# [WORK TO DO]
Retype the listing that follows, exactly as written.

# [MATERIAL PROVIDED]

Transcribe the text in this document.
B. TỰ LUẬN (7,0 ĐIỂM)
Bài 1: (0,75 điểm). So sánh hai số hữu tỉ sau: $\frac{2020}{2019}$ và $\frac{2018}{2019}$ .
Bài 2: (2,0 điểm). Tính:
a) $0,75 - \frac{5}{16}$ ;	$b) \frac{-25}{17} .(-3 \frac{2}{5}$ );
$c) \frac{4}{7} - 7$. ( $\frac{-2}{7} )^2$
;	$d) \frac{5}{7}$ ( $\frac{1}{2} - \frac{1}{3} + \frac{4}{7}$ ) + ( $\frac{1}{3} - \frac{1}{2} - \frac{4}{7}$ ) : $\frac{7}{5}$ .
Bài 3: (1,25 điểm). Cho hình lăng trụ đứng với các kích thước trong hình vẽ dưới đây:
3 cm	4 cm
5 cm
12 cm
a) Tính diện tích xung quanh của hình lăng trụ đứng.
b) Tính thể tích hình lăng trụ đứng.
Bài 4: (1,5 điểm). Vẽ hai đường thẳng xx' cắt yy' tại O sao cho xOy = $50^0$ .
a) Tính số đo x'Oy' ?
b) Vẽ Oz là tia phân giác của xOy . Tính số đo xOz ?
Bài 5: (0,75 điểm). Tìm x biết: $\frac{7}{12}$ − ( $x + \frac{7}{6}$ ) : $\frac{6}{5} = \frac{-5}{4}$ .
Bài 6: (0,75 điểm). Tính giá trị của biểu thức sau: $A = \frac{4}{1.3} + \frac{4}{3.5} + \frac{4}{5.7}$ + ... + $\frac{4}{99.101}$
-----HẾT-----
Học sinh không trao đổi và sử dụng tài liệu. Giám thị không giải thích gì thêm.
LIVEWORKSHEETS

# [OUTPUT]
Transcribe the text in this document.
B. TỰ LUẬN (7,0 ĐIỂM)
Bài 1: (0,75 điểm). So sánh hai số hữu tỉ sau: $\frac{2020}{2019}$ và $\frac{2018}{2019}$ .
Bài 2: (2,0 điểm). Tính:
a) $0,75 - \frac{5}{16}$ ;	$b) \frac{-25}{17} .(-3 \frac{2}{5}$ );
$c) \frac{4}{7} - 7$. ( $\frac{-2}{7} )^2$
;	$d) \frac{5}{7}$ ( $\frac{1}{2} - \frac{1}{3} + \frac{4}{7}$ ) + ( $\frac{1}{3} - \frac{1}{2} - \frac{4}{7}$ ) : $\frac{7}{5}$ .
Bài 3: (1,25 điểm). Cho hình lăng trụ đứng với các kích thước trong hình vẽ dưới đây:
3 cm	4 cm
5 cm
12 cm
a) Tính diện tích xung quanh của hình lăng trụ đứng.
b) Tính thể tích hình lăng trụ đứng.
Bài 4: (1,5 điểm). Vẽ hai đường thẳng xx' cắt yy' tại O sao cho xOy = $50^0$ .
a) Tính số đo x'Oy' ?
b) Vẽ Oz là tia phân giác của xOy . Tính số đo xOz ?
Bài 5: (0,75 điểm). Tìm x biết: $\frac{7}{12}$ − ( $x + \frac{7}{6}$ ) : $\frac{6}{5} = \frac{-5}{4}$ .
Bài 6: (0,75 điểm). Tính giá trị của biểu thức sau: $A = \frac{4}{1.3} + \frac{4}{3.5} + \frac{4}{5.7}$ + ... + $\frac{4}{99.101}$
-----HẾT-----
Học sinh không trao đổi và sử dụng tài liệu. Giám thị không giải thích gì thêm.
LIVEWORKSHEETS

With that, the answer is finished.